[Stored data]

-- Begin --

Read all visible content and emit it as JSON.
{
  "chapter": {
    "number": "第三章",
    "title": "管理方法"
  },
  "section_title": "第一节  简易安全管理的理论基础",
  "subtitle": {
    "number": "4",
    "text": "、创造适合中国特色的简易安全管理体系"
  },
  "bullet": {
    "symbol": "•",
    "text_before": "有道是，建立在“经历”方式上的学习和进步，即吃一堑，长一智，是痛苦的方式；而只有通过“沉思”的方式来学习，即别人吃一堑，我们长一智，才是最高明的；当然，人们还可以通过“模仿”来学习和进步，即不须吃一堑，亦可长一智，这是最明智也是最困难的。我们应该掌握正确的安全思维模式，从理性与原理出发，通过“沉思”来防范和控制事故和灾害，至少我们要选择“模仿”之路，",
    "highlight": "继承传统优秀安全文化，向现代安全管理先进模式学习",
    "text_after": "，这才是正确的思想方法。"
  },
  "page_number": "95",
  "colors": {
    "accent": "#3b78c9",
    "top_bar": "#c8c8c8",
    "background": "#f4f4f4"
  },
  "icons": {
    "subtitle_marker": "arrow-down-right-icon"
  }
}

-- End --

▶ Set task: Every record should be given again exactly.

▶ Answer to the exercise:
Read all visible content and emit it as JSON.
{
  "chapter": {
    "number": "第三章",
    "title": "管理方法"
  },
  "section_title": "第一节  简易安全管理的理论基础",
  "subtitle": {
    "number": "4",
    "text": "、创造适合中国特色的简易安全管理体系"
  },
  "bullet": {
    "symbol": "•",
    "text_before": "有道是，建立在“经历”方式上的学习和进步，即吃一堑，长一智，是痛苦的方式；而只有通过“沉思”的方式来学习，即别人吃一堑，我们长一智，才是最高明的；当然，人们还可以通过“模仿”来学习和进步，即不须吃一堑，亦可长一智，这是最明智也是最困难的。我们应该掌握正确的安全思维模式，从理性与原理出发，通过“沉思”来防范和控制事故和灾害，至少我们要选择“模仿”之路，",
    "highlight": "继承传统优秀安全文化，向现代安全管理先进模式学习",
    "text_after": "，这才是正确的思想方法。"
  },
  "page_number": "95",
  "colors": {
    "accent": "#3b78c9",
    "top_bar": "#c8c8c8",
    "background": "#f4f4f4"
  },
  "icons": {
    "subtitle_marker": "arrow-down-right-icon"
  }
}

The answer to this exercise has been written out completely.